- Written problem
List each line in which the string "klimaat" appears.

(Records from a collection)

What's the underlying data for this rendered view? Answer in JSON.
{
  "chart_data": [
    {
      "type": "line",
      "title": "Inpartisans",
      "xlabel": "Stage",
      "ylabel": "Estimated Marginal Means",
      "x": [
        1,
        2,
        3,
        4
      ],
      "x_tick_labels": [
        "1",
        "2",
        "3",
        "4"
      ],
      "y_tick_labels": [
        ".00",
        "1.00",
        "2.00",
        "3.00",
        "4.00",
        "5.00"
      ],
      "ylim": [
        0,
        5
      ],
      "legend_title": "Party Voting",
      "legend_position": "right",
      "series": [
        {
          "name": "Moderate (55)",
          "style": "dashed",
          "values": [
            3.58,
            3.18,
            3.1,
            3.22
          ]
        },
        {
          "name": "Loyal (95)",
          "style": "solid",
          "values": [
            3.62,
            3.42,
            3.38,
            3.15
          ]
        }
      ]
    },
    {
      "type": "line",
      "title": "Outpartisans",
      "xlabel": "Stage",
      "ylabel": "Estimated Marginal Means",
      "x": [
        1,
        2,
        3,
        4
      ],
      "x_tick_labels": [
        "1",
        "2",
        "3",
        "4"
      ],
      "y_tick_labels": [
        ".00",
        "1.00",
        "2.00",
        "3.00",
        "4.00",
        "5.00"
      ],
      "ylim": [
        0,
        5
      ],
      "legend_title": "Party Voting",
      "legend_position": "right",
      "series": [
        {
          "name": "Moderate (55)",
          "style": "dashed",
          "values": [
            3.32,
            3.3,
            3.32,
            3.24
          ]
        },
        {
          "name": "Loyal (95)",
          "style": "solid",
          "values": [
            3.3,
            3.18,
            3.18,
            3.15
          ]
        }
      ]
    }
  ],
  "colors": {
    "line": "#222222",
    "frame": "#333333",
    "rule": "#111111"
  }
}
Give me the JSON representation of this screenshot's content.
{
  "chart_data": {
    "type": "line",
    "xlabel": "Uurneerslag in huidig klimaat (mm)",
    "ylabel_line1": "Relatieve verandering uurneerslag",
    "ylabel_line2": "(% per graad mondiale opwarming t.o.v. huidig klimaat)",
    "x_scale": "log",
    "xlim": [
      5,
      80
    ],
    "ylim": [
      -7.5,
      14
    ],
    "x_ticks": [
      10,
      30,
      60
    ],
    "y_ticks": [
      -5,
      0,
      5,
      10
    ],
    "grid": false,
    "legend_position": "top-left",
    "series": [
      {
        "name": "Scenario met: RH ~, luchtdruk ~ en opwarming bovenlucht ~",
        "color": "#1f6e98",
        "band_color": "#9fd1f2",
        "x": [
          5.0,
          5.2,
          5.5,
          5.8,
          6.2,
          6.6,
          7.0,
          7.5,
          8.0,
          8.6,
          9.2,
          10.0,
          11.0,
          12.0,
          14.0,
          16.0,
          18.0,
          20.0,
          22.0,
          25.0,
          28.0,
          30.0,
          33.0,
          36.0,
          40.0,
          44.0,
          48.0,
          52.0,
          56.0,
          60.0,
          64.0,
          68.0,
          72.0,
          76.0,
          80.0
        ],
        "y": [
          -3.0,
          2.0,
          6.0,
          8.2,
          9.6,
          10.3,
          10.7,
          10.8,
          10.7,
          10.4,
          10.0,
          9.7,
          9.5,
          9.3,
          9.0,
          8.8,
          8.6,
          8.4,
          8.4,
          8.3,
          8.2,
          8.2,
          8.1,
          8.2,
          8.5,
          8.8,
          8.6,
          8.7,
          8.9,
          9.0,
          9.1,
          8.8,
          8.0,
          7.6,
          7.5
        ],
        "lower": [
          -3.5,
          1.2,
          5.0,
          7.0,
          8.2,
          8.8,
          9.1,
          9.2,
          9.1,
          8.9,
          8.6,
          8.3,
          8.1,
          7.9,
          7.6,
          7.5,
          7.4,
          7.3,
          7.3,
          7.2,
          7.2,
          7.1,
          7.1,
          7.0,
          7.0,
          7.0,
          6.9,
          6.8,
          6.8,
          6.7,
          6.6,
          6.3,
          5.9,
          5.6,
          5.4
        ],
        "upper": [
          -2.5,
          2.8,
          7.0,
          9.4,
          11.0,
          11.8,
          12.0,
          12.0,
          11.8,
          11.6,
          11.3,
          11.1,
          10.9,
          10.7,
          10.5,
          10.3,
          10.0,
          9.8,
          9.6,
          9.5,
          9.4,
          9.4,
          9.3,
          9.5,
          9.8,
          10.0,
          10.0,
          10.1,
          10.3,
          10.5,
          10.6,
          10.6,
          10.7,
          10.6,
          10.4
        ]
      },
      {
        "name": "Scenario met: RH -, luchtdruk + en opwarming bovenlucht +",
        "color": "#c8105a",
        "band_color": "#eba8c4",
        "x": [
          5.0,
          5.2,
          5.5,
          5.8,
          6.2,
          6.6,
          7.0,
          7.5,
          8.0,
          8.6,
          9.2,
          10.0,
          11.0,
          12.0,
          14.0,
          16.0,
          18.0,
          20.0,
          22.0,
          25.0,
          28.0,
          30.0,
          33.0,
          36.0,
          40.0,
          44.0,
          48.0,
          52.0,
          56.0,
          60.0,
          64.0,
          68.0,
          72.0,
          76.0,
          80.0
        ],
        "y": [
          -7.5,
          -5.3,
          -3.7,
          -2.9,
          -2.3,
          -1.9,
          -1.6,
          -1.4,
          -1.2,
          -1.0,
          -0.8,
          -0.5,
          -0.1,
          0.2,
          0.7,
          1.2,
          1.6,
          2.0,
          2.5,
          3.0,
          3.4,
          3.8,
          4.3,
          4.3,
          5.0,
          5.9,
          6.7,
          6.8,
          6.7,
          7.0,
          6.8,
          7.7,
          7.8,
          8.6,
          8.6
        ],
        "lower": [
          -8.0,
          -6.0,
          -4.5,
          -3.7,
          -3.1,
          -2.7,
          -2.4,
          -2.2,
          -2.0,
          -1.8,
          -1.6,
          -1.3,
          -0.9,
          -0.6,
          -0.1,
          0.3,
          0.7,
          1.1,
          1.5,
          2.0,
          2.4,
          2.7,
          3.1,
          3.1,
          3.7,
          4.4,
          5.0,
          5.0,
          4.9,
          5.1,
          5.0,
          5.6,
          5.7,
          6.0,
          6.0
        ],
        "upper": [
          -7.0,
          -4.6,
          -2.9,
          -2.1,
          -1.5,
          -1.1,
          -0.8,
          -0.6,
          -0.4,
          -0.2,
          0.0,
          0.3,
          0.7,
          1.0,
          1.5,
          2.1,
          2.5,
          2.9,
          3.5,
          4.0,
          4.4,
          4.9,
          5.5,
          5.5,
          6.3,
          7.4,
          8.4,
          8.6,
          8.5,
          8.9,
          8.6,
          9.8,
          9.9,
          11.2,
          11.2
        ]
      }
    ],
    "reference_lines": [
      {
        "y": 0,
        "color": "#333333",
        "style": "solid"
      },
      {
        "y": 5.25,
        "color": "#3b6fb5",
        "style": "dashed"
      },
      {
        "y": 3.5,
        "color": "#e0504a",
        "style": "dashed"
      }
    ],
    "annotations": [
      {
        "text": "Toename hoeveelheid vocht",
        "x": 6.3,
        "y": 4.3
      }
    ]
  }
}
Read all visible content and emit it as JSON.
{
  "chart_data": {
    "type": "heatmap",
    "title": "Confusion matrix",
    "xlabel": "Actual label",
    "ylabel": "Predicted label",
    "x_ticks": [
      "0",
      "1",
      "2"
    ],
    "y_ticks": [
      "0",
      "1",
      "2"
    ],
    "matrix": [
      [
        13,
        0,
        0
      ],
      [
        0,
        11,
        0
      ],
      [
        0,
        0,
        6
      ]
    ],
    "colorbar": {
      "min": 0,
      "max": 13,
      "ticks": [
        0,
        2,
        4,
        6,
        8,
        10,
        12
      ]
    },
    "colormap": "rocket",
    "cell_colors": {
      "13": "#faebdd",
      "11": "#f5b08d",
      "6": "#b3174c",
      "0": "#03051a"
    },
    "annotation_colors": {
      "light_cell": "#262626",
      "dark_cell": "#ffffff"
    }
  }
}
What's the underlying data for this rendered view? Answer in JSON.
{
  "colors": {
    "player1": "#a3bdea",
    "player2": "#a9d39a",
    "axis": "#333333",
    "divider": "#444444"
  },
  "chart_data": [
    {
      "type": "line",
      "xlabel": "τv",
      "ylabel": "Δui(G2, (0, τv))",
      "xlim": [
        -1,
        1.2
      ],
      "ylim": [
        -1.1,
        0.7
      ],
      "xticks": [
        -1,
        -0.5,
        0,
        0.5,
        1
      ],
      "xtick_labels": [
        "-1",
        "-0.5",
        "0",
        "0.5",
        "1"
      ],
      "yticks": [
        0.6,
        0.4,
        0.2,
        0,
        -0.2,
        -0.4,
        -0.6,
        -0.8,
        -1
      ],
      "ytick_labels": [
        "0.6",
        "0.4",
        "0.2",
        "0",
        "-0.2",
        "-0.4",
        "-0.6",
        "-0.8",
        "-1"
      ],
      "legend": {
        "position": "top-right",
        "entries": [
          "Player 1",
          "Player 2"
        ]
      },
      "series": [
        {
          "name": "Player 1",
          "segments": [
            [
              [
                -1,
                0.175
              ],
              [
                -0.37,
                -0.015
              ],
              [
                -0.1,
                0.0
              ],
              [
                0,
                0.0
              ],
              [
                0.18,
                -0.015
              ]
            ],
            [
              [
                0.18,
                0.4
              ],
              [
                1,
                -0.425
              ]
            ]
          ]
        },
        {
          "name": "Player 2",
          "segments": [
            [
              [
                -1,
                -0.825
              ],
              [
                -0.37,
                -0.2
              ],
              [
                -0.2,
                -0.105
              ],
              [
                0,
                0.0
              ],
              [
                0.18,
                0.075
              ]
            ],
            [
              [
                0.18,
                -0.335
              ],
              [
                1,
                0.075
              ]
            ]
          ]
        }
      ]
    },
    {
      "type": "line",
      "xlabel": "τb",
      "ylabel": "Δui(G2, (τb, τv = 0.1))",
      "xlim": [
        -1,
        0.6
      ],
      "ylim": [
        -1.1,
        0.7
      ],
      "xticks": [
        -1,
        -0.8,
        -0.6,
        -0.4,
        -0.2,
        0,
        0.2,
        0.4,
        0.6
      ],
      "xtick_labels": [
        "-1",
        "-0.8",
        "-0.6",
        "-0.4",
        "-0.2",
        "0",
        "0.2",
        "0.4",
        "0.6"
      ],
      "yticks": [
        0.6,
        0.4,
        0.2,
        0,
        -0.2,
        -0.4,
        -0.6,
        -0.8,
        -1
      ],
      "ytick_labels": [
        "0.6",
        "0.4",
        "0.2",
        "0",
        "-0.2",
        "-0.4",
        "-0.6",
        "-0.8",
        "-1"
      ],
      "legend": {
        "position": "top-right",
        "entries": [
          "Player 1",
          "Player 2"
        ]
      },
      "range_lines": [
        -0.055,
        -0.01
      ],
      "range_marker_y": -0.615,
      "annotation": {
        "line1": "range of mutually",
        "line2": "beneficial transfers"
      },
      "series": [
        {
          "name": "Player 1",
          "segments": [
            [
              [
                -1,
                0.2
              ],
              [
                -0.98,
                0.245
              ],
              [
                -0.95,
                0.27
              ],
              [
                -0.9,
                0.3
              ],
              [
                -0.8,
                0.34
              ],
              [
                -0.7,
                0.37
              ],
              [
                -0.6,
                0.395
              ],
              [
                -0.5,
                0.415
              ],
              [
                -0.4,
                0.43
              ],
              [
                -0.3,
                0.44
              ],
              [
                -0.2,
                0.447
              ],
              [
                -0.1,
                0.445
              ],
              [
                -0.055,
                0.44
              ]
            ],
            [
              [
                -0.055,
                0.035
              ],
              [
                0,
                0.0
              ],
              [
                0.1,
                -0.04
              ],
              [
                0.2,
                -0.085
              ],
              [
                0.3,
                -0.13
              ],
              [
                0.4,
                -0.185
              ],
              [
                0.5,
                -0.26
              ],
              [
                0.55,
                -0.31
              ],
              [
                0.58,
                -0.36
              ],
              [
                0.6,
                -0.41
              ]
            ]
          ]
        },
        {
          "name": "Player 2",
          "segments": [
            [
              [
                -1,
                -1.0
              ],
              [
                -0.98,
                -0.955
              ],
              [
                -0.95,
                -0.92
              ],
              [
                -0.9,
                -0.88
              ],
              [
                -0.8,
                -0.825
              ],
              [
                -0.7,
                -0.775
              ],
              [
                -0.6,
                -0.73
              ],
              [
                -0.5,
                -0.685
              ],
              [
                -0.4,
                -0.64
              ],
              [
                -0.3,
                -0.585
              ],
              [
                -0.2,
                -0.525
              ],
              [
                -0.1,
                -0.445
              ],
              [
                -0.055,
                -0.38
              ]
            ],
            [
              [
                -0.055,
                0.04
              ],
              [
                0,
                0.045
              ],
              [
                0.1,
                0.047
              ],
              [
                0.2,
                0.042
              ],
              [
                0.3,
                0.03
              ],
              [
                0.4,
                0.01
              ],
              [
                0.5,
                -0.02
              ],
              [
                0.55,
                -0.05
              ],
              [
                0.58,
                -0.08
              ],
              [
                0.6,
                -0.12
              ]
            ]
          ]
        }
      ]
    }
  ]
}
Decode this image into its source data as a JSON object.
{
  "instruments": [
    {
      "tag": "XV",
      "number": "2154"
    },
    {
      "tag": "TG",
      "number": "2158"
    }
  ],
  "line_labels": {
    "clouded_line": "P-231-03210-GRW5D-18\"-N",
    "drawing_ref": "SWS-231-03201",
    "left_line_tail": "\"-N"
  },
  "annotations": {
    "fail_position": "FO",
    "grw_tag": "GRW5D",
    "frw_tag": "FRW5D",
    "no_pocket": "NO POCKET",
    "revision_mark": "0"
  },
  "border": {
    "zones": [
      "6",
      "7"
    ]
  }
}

- Finished answer
    "xlabel": "Uurneerslag in huidig klimaat (mm)",
    "ylabel_line2": "(% per graad mondiale opwarming t.o.v. huidig klimaat)",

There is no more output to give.